§ Stored records
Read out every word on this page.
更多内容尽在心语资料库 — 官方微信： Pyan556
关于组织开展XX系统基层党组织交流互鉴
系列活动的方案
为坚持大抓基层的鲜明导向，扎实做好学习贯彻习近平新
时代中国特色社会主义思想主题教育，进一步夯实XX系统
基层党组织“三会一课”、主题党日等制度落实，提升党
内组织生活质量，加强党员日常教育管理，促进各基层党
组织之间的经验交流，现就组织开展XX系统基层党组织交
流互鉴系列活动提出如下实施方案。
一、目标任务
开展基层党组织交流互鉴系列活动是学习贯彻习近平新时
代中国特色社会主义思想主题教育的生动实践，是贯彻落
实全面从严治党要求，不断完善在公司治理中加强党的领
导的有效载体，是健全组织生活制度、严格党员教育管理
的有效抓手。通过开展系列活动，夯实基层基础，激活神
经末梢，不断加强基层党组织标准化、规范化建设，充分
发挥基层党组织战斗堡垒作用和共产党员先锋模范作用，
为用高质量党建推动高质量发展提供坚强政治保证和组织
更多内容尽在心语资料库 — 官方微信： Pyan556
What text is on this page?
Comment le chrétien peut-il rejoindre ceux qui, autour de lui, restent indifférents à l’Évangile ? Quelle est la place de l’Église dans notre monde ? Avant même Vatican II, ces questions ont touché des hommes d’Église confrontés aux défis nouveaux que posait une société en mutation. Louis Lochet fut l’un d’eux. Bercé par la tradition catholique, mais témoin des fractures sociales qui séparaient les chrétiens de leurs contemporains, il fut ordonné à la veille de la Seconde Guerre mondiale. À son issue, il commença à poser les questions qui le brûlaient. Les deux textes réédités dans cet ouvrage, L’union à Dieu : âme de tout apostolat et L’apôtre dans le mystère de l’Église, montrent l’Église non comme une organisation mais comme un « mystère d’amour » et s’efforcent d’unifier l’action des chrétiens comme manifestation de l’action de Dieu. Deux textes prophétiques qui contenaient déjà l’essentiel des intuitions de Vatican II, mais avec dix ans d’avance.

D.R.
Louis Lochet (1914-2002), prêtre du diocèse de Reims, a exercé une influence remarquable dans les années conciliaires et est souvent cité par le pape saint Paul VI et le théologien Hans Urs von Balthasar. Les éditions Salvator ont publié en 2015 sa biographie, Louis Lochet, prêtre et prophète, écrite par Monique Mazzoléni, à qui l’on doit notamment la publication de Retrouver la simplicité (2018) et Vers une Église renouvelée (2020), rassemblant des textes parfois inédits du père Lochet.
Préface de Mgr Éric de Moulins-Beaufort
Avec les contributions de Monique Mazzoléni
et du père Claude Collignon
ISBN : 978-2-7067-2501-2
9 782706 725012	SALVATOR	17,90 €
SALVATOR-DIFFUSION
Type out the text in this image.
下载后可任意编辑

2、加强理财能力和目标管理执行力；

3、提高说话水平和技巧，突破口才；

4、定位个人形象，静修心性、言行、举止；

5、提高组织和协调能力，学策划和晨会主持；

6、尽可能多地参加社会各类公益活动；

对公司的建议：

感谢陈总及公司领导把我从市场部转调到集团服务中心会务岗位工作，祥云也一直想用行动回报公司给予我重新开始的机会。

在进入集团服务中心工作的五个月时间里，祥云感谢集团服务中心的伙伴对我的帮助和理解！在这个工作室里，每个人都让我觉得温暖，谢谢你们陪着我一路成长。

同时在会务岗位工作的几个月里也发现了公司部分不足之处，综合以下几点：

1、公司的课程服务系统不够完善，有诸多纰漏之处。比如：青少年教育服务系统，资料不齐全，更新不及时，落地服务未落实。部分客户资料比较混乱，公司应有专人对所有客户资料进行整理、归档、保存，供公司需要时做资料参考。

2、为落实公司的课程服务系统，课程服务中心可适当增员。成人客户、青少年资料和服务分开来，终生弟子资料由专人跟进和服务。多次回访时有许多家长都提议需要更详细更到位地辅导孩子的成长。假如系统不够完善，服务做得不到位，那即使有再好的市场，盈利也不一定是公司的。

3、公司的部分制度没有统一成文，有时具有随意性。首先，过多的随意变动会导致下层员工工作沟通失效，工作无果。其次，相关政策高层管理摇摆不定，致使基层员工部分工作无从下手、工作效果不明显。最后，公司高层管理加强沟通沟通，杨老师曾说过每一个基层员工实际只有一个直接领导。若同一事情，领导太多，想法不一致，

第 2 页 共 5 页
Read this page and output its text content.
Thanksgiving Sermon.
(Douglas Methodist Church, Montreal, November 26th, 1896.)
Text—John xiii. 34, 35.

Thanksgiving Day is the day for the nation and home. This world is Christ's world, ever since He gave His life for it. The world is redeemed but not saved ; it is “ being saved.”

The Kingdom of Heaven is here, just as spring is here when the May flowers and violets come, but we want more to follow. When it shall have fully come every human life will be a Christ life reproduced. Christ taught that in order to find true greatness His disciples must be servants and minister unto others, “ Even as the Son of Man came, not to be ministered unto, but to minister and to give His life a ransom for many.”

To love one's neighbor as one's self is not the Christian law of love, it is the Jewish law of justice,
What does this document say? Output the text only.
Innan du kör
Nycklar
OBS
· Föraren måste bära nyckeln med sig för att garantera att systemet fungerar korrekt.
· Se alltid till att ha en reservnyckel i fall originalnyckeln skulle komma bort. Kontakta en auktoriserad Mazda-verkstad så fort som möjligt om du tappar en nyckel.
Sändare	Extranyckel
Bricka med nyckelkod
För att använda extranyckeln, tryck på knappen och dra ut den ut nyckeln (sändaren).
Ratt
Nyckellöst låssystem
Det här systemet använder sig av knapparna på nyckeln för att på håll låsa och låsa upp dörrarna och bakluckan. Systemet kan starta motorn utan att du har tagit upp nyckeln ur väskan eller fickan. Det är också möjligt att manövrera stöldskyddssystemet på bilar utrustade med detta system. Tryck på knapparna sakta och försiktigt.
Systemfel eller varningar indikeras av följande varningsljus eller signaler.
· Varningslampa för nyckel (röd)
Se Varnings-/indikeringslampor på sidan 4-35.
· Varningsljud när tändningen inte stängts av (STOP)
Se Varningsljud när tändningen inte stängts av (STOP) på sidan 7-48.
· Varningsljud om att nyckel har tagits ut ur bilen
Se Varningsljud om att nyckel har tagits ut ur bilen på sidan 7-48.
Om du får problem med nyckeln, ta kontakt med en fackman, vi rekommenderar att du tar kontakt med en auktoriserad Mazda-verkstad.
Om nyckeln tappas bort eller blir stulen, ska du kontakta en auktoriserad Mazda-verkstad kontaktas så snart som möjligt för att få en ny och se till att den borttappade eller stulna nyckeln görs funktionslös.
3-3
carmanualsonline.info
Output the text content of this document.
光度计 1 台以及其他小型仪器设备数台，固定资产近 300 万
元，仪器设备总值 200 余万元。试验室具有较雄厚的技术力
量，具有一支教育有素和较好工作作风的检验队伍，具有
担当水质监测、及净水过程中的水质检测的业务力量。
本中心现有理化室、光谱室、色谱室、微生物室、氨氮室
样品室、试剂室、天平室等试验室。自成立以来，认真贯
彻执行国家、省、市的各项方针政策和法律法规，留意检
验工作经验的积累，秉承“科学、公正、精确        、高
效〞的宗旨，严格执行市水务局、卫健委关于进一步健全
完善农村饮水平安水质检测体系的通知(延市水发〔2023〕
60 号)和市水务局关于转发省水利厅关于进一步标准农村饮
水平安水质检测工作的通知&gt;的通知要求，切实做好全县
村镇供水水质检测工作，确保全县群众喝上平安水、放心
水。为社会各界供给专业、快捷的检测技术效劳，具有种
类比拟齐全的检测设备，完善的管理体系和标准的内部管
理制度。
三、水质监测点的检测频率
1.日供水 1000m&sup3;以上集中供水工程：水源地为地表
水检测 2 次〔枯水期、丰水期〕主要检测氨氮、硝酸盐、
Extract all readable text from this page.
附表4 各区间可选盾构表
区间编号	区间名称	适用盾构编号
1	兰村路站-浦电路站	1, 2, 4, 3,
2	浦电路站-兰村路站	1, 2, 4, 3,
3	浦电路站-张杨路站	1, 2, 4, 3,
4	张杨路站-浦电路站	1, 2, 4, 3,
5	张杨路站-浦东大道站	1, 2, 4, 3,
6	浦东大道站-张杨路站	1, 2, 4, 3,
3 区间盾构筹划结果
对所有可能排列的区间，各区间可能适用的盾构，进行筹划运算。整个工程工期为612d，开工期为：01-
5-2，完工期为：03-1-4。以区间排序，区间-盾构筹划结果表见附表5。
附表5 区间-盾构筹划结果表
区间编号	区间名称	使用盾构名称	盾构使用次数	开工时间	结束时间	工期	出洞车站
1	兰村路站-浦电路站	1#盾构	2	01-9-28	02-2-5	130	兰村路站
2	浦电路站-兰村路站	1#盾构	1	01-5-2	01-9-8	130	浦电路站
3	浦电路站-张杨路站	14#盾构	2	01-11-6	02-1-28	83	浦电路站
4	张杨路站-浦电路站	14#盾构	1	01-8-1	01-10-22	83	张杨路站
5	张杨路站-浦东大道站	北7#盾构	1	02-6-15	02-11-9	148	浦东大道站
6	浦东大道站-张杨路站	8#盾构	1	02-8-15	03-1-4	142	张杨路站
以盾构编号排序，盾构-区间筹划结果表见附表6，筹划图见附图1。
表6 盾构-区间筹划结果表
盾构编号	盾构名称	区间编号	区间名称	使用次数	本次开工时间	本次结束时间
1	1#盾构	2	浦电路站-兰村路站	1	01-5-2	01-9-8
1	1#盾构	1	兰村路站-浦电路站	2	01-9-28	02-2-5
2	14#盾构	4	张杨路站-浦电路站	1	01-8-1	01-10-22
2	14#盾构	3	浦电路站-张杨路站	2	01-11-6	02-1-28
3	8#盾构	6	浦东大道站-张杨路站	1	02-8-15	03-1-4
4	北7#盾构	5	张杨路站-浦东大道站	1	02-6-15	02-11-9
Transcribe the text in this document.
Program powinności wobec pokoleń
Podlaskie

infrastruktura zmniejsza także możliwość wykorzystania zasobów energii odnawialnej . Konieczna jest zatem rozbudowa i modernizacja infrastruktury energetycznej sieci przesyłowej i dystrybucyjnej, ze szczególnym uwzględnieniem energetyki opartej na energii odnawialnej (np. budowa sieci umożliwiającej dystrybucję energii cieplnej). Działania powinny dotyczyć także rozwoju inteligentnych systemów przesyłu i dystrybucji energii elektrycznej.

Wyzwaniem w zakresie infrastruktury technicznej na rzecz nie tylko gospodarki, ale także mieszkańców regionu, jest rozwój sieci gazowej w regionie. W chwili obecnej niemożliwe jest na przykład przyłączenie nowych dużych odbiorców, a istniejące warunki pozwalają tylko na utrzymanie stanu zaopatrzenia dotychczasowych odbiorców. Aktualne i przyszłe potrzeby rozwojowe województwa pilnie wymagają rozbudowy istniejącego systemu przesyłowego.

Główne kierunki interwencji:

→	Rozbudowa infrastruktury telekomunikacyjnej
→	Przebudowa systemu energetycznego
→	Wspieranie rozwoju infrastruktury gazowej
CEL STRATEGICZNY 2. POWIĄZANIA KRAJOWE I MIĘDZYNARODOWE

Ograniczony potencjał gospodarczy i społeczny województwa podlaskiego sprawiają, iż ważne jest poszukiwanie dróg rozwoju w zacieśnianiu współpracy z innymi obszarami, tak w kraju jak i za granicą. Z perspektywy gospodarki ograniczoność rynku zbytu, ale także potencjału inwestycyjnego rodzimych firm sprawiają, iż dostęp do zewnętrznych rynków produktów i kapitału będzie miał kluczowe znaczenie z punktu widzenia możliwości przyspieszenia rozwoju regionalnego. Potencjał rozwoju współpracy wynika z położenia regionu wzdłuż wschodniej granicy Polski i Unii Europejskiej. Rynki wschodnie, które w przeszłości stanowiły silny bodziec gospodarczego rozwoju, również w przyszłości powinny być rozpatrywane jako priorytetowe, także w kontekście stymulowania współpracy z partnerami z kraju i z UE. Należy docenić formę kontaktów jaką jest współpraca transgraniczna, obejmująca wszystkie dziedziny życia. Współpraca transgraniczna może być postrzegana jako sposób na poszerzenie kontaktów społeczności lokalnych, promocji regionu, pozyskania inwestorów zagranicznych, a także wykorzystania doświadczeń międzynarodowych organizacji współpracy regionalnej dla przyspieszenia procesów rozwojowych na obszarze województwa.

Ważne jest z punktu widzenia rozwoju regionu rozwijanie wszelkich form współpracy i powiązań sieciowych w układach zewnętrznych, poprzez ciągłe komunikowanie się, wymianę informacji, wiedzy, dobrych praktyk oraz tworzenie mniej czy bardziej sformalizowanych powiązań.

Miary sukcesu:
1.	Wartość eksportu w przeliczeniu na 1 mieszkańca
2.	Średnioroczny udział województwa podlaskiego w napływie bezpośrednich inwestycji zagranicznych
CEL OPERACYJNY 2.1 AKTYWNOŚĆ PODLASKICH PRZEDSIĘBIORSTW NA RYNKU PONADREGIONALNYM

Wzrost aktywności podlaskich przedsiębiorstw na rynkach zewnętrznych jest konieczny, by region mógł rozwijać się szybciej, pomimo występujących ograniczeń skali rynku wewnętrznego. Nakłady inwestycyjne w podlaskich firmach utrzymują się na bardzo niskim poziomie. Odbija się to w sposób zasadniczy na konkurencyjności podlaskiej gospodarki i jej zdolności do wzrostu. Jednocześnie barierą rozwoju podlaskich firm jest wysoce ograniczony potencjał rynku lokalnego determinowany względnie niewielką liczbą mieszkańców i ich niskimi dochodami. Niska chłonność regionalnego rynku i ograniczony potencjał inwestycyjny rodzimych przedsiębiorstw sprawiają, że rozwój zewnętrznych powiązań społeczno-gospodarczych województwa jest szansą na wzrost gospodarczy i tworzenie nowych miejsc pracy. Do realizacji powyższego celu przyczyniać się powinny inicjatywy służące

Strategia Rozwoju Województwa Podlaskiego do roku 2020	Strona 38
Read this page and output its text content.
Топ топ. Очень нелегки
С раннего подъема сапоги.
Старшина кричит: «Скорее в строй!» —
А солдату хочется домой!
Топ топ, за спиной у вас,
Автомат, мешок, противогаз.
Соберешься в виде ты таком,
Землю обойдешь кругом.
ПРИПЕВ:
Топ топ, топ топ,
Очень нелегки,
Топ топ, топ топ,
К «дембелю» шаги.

§ YOUR TASK
Report back each line of the entries that holds the string "What".

§ SOLUTION TO THIS TASK
What text is on this page?
What does this document say? Output the text only.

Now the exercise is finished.